◆ THE EXERCISE
Write out all of the data without omission, exactly as shown.

— start TASK MATERIAL —

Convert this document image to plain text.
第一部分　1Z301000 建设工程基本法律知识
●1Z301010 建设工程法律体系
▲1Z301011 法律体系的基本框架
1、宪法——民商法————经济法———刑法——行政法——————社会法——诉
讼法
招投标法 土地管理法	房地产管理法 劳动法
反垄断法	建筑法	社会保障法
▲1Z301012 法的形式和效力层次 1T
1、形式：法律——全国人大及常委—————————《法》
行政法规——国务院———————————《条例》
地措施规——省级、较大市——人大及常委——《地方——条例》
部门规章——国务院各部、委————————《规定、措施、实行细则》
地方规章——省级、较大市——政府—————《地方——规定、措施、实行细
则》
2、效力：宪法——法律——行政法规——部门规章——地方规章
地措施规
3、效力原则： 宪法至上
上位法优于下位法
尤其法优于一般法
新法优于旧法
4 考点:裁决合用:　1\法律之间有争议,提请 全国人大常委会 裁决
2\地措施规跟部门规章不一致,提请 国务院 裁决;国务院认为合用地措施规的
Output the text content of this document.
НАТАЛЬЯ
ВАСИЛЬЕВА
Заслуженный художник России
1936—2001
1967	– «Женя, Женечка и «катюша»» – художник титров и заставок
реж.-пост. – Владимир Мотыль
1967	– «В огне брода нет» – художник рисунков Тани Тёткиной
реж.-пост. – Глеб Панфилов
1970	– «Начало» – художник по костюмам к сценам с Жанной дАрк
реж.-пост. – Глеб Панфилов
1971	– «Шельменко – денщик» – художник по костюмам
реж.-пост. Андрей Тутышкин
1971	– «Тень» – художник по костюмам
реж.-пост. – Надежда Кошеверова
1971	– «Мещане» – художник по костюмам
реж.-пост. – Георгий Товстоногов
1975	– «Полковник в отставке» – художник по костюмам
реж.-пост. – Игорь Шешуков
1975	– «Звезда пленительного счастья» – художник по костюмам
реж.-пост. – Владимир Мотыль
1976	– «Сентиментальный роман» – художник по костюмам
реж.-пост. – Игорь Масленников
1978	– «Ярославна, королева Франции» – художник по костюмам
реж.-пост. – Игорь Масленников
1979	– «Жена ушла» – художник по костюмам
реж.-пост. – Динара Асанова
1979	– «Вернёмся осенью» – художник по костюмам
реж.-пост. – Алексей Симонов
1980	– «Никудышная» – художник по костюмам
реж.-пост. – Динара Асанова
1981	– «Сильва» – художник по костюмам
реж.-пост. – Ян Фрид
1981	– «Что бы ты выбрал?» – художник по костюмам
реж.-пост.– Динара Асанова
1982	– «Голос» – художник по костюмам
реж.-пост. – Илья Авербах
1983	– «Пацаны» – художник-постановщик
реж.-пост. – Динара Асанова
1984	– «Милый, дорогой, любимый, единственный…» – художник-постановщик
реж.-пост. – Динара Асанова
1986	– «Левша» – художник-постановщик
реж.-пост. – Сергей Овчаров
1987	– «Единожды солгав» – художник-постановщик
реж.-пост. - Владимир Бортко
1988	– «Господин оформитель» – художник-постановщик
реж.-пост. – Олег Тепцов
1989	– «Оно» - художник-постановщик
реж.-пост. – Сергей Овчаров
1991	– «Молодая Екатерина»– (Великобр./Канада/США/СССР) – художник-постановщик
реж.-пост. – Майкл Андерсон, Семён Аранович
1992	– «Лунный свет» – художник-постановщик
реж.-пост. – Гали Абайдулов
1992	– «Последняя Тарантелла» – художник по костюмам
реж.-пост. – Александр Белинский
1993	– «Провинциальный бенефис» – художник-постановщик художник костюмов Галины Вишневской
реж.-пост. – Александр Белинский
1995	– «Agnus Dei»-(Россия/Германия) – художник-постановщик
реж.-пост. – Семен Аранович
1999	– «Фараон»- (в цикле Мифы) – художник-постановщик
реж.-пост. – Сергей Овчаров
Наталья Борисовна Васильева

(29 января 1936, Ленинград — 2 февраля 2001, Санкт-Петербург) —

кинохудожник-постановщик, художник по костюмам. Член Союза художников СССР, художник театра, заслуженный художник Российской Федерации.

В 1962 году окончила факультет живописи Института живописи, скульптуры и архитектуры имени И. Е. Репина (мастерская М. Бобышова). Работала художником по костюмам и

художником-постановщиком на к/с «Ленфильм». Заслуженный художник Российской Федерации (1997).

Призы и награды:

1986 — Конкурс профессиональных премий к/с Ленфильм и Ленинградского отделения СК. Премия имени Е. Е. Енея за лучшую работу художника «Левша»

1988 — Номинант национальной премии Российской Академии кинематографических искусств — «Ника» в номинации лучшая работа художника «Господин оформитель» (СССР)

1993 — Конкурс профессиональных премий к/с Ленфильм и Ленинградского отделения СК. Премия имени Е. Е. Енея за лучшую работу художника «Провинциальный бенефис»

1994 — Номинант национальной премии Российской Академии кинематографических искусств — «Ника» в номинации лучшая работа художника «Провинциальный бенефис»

— end TASK MATERIAL —

◆ WRITTEN ANSWER
Convert this document image to plain text.
第一部分　1Z301000 建设工程基本法律知识
●1Z301010 建设工程法律体系
▲1Z301011 法律体系的基本框架
1、宪法——民商法————经济法———刑法——行政法——————社会法——诉
讼法
招投标法 土地管理法	房地产管理法 劳动法
反垄断法	建筑法	社会保障法
▲1Z301012 法的形式和效力层次 1T
1、形式：法律——全国人大及常委—————————《法》
行政法规——国务院———————————《条例》
地措施规——省级、较大市——人大及常委——《地方——条例》
部门规章——国务院各部、委————————《规定、措施、实行细则》
地方规章——省级、较大市——政府—————《地方——规定、措施、实行细
则》
2、效力：宪法——法律——行政法规——部门规章——地方规章
地措施规
3、效力原则： 宪法至上
上位法优于下位法
尤其法优于一般法
新法优于旧法
4 考点:裁决合用:　1\法律之间有争议,提请 全国人大常委会 裁决
2\地措施规跟部门规章不一致,提请 国务院 裁决;国务院认为合用地措施规的
Output the text content of this document.
НАТАЛЬЯ
ВАСИЛЬЕВА
Заслуженный художник России
1936—2001
1967	– «Женя, Женечка и «катюша»» – художник титров и заставок
реж.-пост. – Владимир Мотыль
1967	– «В огне брода нет» – художник рисунков Тани Тёткиной
реж.-пост. – Глеб Панфилов
1970	– «Начало» – художник по костюмам к сценам с Жанной дАрк
реж.-пост. – Глеб Панфилов
1971	– «Шельменко – денщик» – художник по костюмам
реж.-пост. Андрей Тутышкин
1971	– «Тень» – художник по костюмам
реж.-пост. – Надежда Кошеверова
1971	– «Мещане» – художник по костюмам
реж.-пост. – Георгий Товстоногов
1975	– «Полковник в отставке» – художник по костюмам
реж.-пост. – Игорь Шешуков
1975	– «Звезда пленительного счастья» – художник по костюмам
реж.-пост. – Владимир Мотыль
1976	– «Сентиментальный роман» – художник по костюмам
реж.-пост. – Игорь Масленников
1978	– «Ярославна, королева Франции» – художник по костюмам
реж.-пост. – Игорь Масленников
1979	– «Жена ушла» – художник по костюмам
реж.-пост. – Динара Асанова
1979	– «Вернёмся осенью» – художник по костюмам
реж.-пост. – Алексей Симонов
1980	– «Никудышная» – художник по костюмам
реж.-пост. – Динара Асанова
1981	– «Сильва» – художник по костюмам
реж.-пост. – Ян Фрид
1981	– «Что бы ты выбрал?» – художник по костюмам
реж.-пост.– Динара Асанова
1982	– «Голос» – художник по костюмам
реж.-пост. – Илья Авербах
1983	– «Пацаны» – художник-постановщик
реж.-пост. – Динара Асанова
1984	– «Милый, дорогой, любимый, единственный…» – художник-постановщик
реж.-пост. – Динара Асанова
1986	– «Левша» – художник-постановщик
реж.-пост. – Сергей Овчаров
1987	– «Единожды солгав» – художник-постановщик
реж.-пост. - Владимир Бортко
1988	– «Господин оформитель» – художник-постановщик
реж.-пост. – Олег Тепцов
1989	– «Оно» - художник-постановщик
реж.-пост. – Сергей Овчаров
1991	– «Молодая Екатерина»– (Великобр./Канада/США/СССР) – художник-постановщик
реж.-пост. – Майкл Андерсон, Семён Аранович
1992	– «Лунный свет» – художник-постановщик
реж.-пост. – Гали Абайдулов
1992	– «Последняя Тарантелла» – художник по костюмам
реж.-пост. – Александр Белинский
1993	– «Провинциальный бенефис» – художник-постановщик художник костюмов Галины Вишневской
реж.-пост. – Александр Белинский
1995	– «Agnus Dei»-(Россия/Германия) – художник-постановщик
реж.-пост. – Семен Аранович
1999	– «Фараон»- (в цикле Мифы) – художник-постановщик
реж.-пост. – Сергей Овчаров
Наталья Борисовна Васильева

(29 января 1936, Ленинград — 2 февраля 2001, Санкт-Петербург) —

кинохудожник-постановщик, художник по костюмам. Член Союза художников СССР, художник театра, заслуженный художник Российской Федерации.

В 1962 году окончила факультет живописи Института живописи, скульптуры и архитектуры имени И. Е. Репина (мастерская М. Бобышова). Работала художником по костюмам и

художником-постановщиком на к/с «Ленфильм». Заслуженный художник Российской Федерации (1997).

Призы и награды:

1986 — Конкурс профессиональных премий к/с Ленфильм и Ленинградского отделения СК. Премия имени Е. Е. Енея за лучшую работу художника «Левша»

1988 — Номинант национальной премии Российской Академии кинематографических искусств — «Ника» в номинации лучшая работа художника «Господин оформитель» (СССР)

1993 — Конкурс профессиональных премий к/с Ленфильм и Ленинградского отделения СК. Премия имени Е. Е. Енея за лучшую работу художника «Провинциальный бенефис»

1994 — Номинант национальной премии Российской Академии кинематографических искусств — «Ника» в номинации лучшая работа художника «Провинциальный бенефис»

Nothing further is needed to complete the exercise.